WRITTEN REQUEST: Images appear in the records below; leave them out and repeat everything else exactly.

DATASET:
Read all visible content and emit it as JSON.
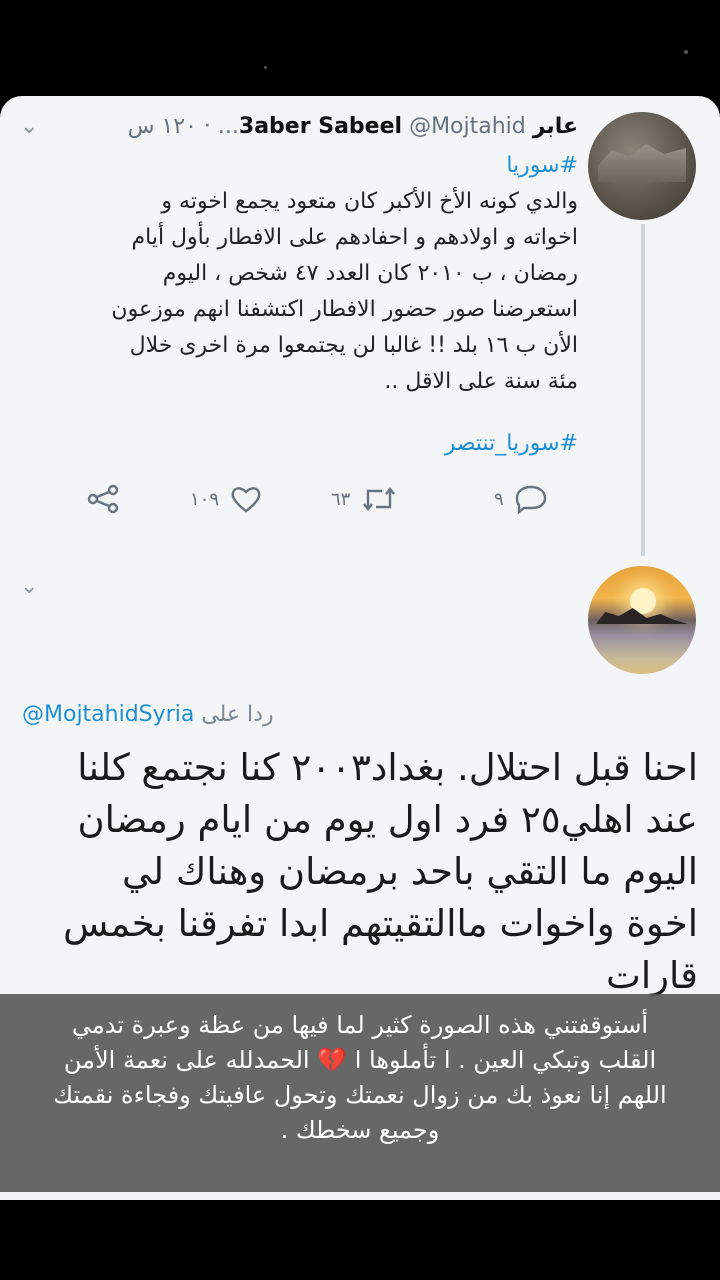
{
  "tweet": {
    "display_name": "عابر",
    "name_latin": "3aber Sabeel",
    "handle": "@Mojtahid...",
    "time": "١٢٠ س",
    "hashtag_top": "#سوريا",
    "lines": [
      "والدي كونه الأخ الأكبر كان متعود يجمع اخوته و",
      "اخواته و اولادهم و احفادهم على الافطار بأول أيام",
      "رمضان ، ب ٢٠١٠ كان العدد ٤٧ شخص ، اليوم",
      "استعرضنا صور حضور الافطار اكتشفنا انهم موزعون",
      "الأن ب ١٦ بلد !! غالبا لن يجتمعوا مرة اخرى خلال",
      "مئة سنة على الاقل .."
    ],
    "hashtag_bottom": "#سوريا_تنتصر",
    "stats": {
      "replies": "٩",
      "retweets": "٦٣",
      "likes": "١٠٩"
    }
  },
  "reply": {
    "replying_to_label": "ردا على",
    "replying_to_handle": "@MojtahidSyria",
    "lines": [
      "احنا قبل احتلال. بغداد٢٠٠٣ كنا نجتمع كلنا",
      "عند اهلي٢٥ فرد اول يوم من ايام رمضان",
      "اليوم ما التقي باحد برمضان وهناك لي",
      "اخوة واخوات ماالتقيتهم ابدا تفرقنا بخمس",
      "قارات"
    ]
  },
  "caption": {
    "line1": "أستوقفتني هذه الصورة كثير لما فيها من عظة وعبرة تدمي",
    "line2_a": "القلب وتبكي العين . ا تأملوها ا",
    "line2_b": "الحمدلله على نعمة الأمن",
    "line3": "اللهم إنا نعوذ بك من زوال نعمتك وتحول عافيتك وفجاءة نقمتك",
    "line4": "وجميع سخطك ."
  },
  "colors": {
    "link": "#1d8fd8",
    "card": "#f3f5f7",
    "overlay": "#5a5a5a",
    "broken_heart": "#c0262d"
  }
}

EXERCISE RESPONSE:
Read all visible content and emit it as JSON.
{
  "tweet": {
    "display_name": "عابر",
    "name_latin": "3aber Sabeel",
    "handle": "@Mojtahid...",
    "time": "١٢٠ س",
    "hashtag_top": "#سوريا",
    "lines": [
      "والدي كونه الأخ الأكبر كان متعود يجمع اخوته و",
      "اخواته و اولادهم و احفادهم على الافطار بأول أيام",
      "رمضان ، ب ٢٠١٠ كان العدد ٤٧ شخص ، اليوم",
      "استعرضنا صور حضور الافطار اكتشفنا انهم موزعون",
      "الأن ب ١٦ بلد !! غالبا لن يجتمعوا مرة اخرى خلال",
      "مئة سنة على الاقل .."
    ],
    "hashtag_bottom": "#سوريا_تنتصر",
    "stats": {
      "replies": "٩",
      "retweets": "٦٣",
      "likes": "١٠٩"
    }
  },
  "reply": {
    "replying_to_label": "ردا على",
    "replying_to_handle": "@MojtahidSyria",
    "lines": [
      "احنا قبل احتلال. بغداد٢٠٠٣ كنا نجتمع كلنا",
      "عند اهلي٢٥ فرد اول يوم من ايام رمضان",
      "اليوم ما التقي باحد برمضان وهناك لي",
      "اخوة واخوات ماالتقيتهم ابدا تفرقنا بخمس",
      "قارات"
    ]
  },
  "caption": {
    "line1": "أستوقفتني هذه الصورة كثير لما فيها من عظة وعبرة تدمي",
    "line2_a": "القلب وتبكي العين . ا تأملوها ا",
    "line2_b": "الحمدلله على نعمة الأمن",
    "line3": "اللهم إنا نعوذ بك من زوال نعمتك وتحول عافيتك وفجاءة نقمتك",
    "line4": "وجميع سخطك ."
  },
  "colors": {
    "link": "#1d8fd8",
    "card": "#f3f5f7",
    "overlay": "#5a5a5a",
    "broken_heart": "#c0262d"
  }
}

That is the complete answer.